Exercise instructions: Search the records below for the word "Documents". Pull out each line that has it.
-- BEGIN --
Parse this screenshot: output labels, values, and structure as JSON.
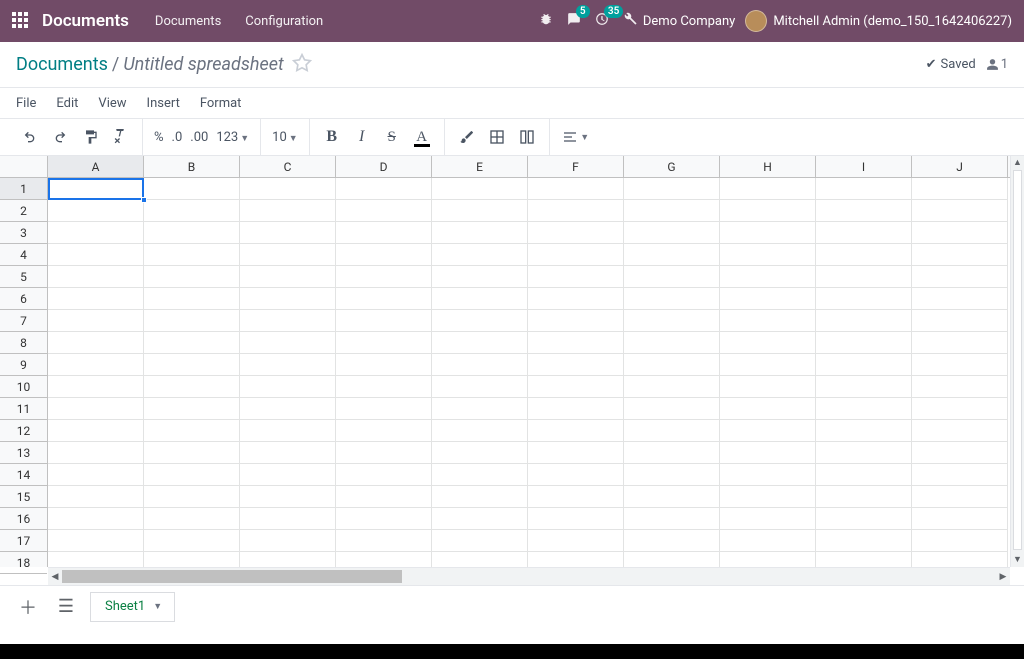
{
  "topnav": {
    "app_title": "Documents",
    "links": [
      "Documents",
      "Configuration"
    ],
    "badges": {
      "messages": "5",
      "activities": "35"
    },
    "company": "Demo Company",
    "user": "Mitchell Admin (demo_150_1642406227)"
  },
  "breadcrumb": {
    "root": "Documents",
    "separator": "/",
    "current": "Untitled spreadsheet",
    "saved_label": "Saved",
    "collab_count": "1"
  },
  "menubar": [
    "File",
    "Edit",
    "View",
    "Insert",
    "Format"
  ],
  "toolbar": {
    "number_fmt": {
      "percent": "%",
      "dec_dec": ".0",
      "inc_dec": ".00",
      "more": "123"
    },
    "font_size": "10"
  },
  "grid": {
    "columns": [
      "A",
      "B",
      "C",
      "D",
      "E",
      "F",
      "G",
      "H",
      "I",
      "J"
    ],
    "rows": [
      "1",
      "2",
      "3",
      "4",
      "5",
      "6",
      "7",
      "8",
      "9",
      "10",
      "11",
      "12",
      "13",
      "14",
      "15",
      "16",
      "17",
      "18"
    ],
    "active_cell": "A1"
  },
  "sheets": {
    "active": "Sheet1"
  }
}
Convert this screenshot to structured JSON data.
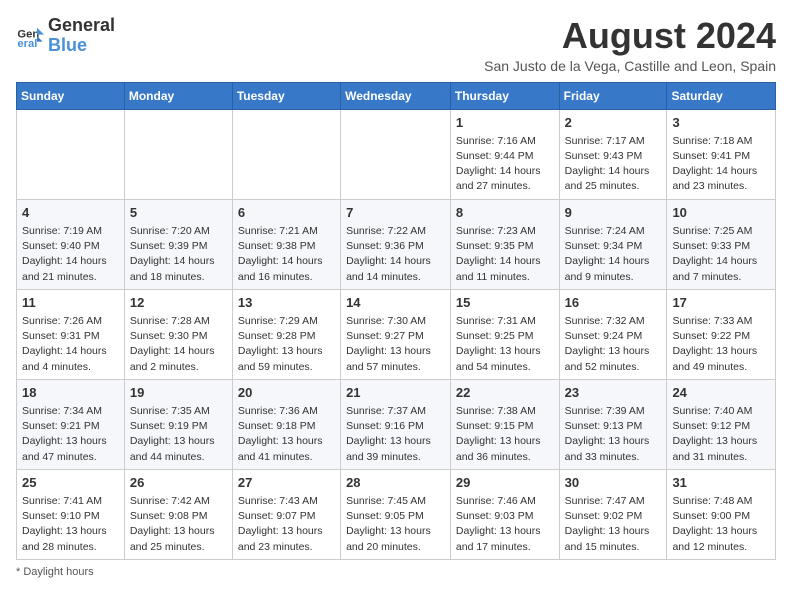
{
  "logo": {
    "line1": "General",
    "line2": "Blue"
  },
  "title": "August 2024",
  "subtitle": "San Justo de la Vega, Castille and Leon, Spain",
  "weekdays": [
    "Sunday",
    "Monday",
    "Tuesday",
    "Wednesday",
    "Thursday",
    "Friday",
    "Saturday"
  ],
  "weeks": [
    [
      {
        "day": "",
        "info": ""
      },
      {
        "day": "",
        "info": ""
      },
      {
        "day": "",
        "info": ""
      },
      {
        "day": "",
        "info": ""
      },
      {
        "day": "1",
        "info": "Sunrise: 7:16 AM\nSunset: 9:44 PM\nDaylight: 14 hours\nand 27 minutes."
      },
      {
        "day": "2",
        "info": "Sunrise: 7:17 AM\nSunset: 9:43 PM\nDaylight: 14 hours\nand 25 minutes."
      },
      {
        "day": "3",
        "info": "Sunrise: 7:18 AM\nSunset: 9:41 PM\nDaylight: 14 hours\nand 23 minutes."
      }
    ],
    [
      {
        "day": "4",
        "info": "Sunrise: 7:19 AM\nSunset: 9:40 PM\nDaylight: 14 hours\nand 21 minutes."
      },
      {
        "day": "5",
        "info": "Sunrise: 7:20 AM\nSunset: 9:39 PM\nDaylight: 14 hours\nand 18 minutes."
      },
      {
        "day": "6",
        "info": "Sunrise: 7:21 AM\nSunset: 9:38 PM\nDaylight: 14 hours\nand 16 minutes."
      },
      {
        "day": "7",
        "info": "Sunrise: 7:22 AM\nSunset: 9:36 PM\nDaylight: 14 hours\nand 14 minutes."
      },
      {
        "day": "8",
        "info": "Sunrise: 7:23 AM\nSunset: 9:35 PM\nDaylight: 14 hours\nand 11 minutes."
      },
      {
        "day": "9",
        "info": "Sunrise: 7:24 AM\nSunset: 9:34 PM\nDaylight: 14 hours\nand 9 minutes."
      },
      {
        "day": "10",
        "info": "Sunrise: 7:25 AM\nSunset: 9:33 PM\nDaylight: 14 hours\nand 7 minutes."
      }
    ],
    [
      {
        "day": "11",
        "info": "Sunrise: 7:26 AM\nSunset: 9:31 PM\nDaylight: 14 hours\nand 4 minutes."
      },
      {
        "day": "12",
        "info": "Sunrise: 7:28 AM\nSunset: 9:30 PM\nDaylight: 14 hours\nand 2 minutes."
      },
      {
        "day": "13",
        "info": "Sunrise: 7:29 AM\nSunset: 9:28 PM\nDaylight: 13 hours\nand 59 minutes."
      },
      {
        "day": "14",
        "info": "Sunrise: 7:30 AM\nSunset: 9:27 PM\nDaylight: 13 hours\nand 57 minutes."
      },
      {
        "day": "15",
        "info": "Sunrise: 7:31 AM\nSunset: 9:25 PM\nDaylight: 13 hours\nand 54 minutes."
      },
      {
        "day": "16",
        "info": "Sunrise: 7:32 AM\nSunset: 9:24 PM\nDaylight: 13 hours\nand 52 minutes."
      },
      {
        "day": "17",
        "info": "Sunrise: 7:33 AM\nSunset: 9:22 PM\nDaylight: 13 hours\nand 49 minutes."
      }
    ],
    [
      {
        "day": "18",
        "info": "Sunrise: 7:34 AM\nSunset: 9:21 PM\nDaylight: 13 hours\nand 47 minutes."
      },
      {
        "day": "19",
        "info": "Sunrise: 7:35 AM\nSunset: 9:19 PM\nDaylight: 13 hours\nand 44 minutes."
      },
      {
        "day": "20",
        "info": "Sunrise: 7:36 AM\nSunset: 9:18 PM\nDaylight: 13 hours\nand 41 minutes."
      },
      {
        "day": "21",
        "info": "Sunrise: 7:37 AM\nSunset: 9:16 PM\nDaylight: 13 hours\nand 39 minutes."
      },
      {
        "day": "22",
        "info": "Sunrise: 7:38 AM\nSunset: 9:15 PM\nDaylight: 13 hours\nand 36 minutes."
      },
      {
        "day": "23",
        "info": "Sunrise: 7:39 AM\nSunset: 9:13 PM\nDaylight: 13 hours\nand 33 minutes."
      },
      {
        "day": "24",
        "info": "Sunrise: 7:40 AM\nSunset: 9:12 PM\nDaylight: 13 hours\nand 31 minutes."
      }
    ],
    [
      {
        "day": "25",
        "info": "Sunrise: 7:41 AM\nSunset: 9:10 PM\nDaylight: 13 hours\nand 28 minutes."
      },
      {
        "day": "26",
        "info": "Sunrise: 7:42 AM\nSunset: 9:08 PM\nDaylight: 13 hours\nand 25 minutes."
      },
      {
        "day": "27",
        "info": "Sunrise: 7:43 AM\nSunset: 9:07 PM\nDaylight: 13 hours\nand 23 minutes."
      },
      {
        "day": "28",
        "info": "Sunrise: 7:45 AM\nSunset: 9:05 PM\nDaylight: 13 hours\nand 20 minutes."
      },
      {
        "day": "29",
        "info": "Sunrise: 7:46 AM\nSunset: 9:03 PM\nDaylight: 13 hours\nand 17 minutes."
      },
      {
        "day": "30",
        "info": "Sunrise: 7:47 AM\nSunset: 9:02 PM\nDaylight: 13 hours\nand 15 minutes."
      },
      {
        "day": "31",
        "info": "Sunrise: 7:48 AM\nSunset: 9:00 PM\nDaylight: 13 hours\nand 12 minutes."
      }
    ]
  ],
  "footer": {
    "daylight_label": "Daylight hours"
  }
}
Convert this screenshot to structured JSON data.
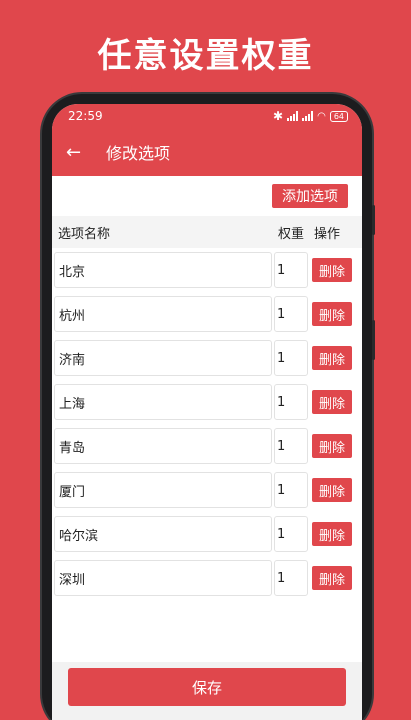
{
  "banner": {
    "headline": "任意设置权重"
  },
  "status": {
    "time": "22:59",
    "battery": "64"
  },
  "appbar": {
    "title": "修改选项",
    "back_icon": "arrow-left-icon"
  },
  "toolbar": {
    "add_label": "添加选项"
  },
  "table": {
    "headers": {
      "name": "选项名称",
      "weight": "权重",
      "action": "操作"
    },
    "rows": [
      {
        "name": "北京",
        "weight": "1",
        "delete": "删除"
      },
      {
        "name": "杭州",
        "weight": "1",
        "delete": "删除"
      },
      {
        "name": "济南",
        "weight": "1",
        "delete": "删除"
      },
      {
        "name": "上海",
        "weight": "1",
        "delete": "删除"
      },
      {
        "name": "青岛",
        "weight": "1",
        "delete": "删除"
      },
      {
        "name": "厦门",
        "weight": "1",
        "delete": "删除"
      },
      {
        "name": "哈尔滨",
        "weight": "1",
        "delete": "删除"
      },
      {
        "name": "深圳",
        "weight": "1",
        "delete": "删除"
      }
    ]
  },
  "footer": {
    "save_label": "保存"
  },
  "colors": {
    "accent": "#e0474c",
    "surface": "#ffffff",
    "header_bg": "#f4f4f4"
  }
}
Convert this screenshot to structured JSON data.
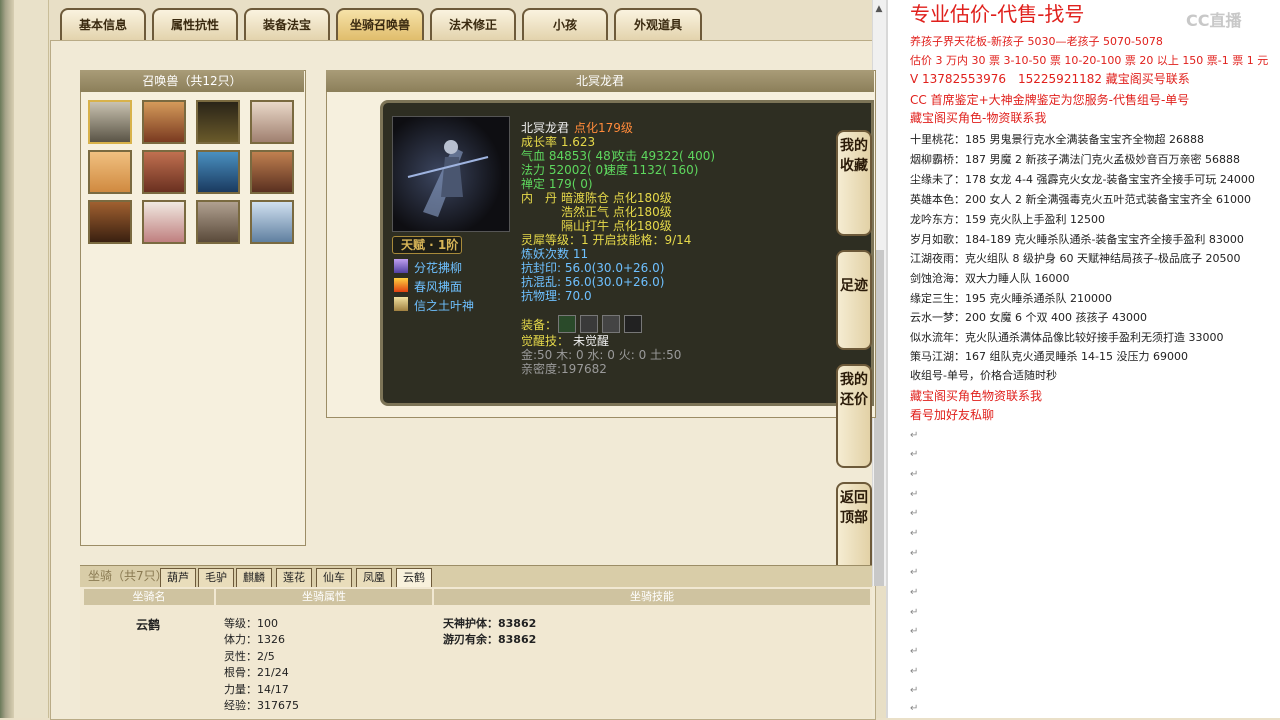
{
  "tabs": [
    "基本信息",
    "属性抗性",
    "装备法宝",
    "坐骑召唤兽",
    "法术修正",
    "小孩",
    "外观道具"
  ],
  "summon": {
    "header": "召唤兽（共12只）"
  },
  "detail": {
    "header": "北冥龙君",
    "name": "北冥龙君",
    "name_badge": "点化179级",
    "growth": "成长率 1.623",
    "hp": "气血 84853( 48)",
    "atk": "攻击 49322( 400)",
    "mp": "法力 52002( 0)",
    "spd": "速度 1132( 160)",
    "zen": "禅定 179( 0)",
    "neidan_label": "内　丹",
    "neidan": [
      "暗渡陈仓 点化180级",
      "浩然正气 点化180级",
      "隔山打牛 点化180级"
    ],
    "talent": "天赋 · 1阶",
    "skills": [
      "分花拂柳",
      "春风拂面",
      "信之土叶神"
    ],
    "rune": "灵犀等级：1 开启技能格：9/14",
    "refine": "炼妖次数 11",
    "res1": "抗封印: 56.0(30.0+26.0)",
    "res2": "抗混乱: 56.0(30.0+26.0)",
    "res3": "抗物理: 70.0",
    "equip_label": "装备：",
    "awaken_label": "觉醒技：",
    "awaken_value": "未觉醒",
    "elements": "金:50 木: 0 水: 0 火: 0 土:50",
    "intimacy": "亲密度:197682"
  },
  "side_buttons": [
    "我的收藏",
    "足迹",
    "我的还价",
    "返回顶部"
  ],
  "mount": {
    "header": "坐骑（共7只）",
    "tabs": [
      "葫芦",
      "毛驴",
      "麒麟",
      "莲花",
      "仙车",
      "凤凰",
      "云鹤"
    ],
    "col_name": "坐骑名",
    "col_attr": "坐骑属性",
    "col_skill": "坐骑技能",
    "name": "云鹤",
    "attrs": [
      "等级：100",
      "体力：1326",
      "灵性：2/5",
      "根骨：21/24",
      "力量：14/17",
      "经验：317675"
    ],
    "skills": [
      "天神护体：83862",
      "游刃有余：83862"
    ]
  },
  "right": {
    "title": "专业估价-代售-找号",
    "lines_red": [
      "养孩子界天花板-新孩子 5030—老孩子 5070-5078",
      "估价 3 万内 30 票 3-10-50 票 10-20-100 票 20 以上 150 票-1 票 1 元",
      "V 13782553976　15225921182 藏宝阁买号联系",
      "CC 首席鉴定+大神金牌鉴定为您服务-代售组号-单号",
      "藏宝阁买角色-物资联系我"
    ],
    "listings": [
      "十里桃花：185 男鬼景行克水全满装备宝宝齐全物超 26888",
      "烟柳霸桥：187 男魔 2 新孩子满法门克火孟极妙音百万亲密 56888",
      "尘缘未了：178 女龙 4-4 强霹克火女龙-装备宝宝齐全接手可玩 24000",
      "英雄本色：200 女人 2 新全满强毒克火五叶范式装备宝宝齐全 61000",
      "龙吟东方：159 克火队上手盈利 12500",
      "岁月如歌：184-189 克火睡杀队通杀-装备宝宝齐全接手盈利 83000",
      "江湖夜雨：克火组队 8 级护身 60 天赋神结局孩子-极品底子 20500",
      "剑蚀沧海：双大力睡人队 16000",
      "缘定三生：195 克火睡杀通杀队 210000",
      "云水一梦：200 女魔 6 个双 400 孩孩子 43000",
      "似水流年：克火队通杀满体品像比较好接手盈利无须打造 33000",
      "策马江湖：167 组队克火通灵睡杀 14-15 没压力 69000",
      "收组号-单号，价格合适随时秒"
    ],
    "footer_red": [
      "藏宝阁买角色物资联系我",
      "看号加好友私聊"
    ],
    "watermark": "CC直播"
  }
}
-- END --
Answer for the task:
    "app_title": "Documents",
      "Documents",
    "root": "Documents",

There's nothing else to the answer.